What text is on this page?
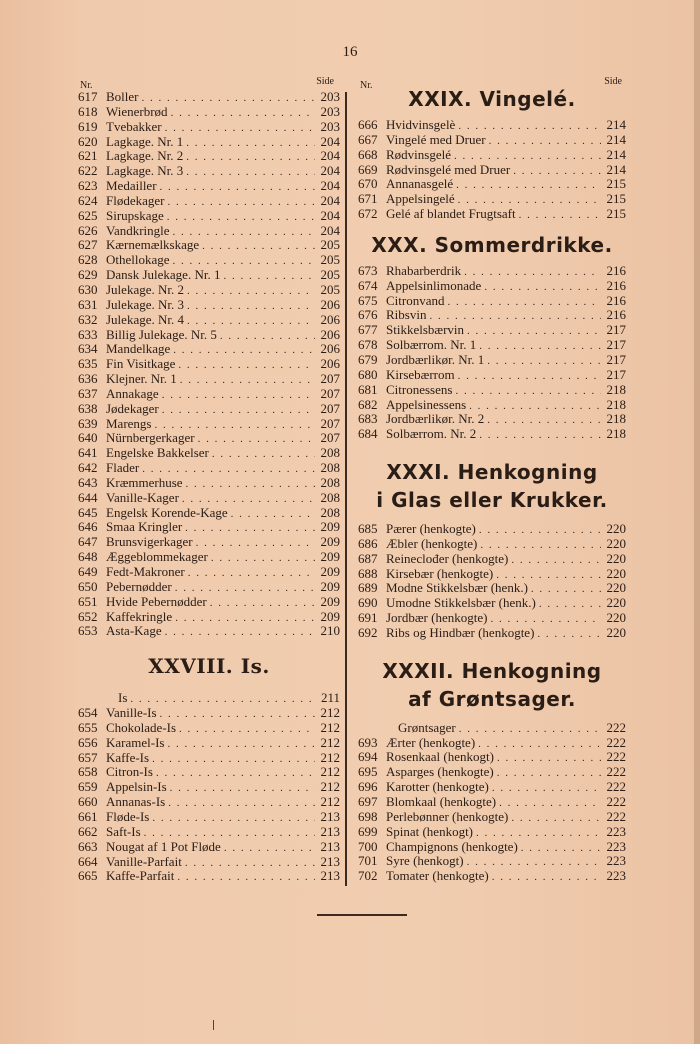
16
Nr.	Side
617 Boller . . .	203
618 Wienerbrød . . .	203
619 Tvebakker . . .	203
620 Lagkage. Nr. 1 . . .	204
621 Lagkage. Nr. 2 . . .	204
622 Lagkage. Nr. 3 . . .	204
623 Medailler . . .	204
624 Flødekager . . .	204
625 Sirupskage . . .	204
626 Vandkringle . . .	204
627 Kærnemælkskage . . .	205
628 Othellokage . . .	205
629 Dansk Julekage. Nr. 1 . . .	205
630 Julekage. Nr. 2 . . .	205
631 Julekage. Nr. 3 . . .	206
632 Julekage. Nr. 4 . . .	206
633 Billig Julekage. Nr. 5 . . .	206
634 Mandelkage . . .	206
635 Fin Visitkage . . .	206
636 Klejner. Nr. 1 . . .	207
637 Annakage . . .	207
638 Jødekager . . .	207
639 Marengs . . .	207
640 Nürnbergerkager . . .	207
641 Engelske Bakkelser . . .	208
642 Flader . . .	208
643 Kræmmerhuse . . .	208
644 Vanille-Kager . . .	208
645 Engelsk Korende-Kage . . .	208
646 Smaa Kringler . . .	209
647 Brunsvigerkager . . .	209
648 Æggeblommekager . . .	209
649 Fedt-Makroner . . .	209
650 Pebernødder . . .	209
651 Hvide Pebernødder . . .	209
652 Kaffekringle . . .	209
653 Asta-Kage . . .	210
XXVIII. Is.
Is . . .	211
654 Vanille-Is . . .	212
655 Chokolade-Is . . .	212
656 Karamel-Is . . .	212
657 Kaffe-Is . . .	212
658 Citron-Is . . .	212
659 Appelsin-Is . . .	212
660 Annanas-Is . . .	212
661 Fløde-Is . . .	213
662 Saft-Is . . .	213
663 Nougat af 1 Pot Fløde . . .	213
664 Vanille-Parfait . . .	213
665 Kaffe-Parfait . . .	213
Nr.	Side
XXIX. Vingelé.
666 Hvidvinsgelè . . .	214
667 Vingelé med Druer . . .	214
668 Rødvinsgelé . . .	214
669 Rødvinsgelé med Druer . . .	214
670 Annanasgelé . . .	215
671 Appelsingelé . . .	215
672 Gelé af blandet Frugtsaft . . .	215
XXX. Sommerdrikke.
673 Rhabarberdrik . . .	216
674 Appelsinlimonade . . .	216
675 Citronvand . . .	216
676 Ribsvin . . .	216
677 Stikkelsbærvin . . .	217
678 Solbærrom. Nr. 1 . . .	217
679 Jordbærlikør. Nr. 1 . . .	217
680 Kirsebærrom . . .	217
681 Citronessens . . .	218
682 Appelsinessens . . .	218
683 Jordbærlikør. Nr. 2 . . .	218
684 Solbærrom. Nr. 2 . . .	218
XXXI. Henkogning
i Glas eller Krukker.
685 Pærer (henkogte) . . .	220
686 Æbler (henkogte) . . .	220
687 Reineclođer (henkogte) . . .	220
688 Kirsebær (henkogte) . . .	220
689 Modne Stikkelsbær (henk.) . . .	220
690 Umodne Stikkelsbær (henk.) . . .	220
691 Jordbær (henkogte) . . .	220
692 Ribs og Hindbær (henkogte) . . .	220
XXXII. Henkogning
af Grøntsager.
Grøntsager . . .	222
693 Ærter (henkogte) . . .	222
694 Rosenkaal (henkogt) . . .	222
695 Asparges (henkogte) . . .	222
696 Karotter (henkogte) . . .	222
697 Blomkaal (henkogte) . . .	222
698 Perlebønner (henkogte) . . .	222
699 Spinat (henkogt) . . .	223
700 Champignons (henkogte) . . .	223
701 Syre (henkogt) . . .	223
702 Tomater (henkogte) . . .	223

******

PROBLEM TO SOLVE:
Go through the records above, find every line with the word "Julekage", and list those lines.

WORKED SOLUTION:
629 Dansk Julekage. Nr. 1 . . .	205
630 Julekage. Nr. 2 . . .	205
631 Julekage. Nr. 3 . . .	206
632 Julekage. Nr. 4 . . .	206
633 Billig Julekage. Nr. 5 . . .	206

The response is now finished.